Dataset excerpt:
──────

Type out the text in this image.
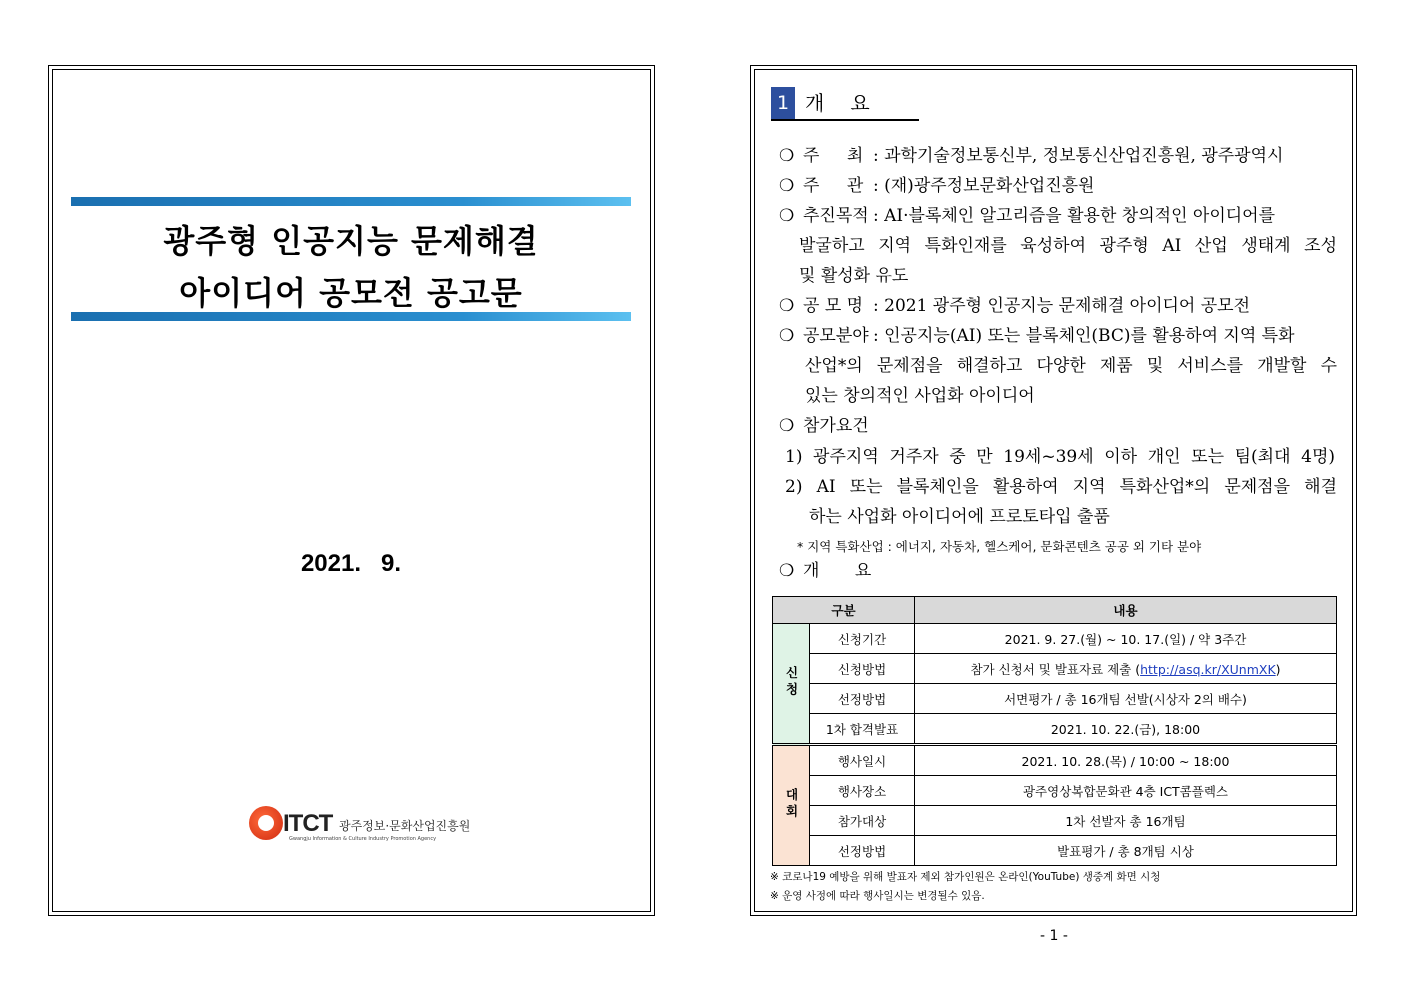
광주형 인공지능 문제해결
아이디어 공모전 공고문
2021.   9.
ITCT 광주정보·문화산업진흥원
Gwangju Information & Culture Industry Promotion Agency
1 개요
❍ 주 최 : 과학기술정보통신부, 정보통신산업진흥원, 광주광역시
❍ 주 관 : (재)광주정보문화산업진흥원
❍ 추진목적 : AI·블록체인 알고리즘을 활용한 창의적인 아이디어를
발굴하고 지역 특화인재를 육성하여 광주형 AI 산업 생태계 조성
및 활성화 유도
❍ 공 모 명 : 2021 광주형 인공지능 문제해결 아이디어 공모전
❍ 공모분야 : 인공지능(AI) 또는 블록체인(BC)를 활용하여 지역 특화
산업*의 문제점을 해결하고 다양한 제품 및 서비스를 개발할 수
있는 창의적인 사업화 아이디어
❍ 참가요건
1) 광주지역 거주자 중 만 19세~39세 이하 개인 또는 팀(최대 4명)
2) AI 또는 블록체인을 활용하여 지역 특화산업*의 문제점을 해결
하는 사업화 아이디어에 프로토타입 출품
* 지역 특화산업 : 에너지, 자동차, 헬스케어, 문화콘텐츠 공공 외 기타 분야
❍ 개 요
구분		내용
신청	신청기간	2021. 9. 27.(월) ~ 10. 17.(일) / 약 3주간
	신청방법	참가 신청서 및 발표자료 제출 (http://asq.kr/XUnmXK)
	선정방법	서면평가 / 총 16개팀 선발(시상자 2의 배수)
	1차 합격발표	2021. 10. 22.(금), 18:00
대회	행사일시	2021. 10. 28.(목) / 10:00 ~ 18:00
	행사장소	광주영상복합문화관 4층 ICT콤플렉스
	참가대상	1차 선발자 총 16개팀
	선정방법	발표평가 / 총 8개팀 시상
※ 코로나19 예방을 위해 발표자 제외 참가인원은 온라인(YouTube) 생중계 화면 시청
※ 운영 사정에 따라 행사일시는 변경될수 있음.
- 1 -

──────

● **What you will do**:
Where a line holds the string "문제점을", copy that line.

● **Response for this exercise**:
산업*의 문제점을 해결하고 다양한 제품 및 서비스를 개발할 수
2) AI 또는 블록체인을 활용하여 지역 특화산업*의 문제점을 해결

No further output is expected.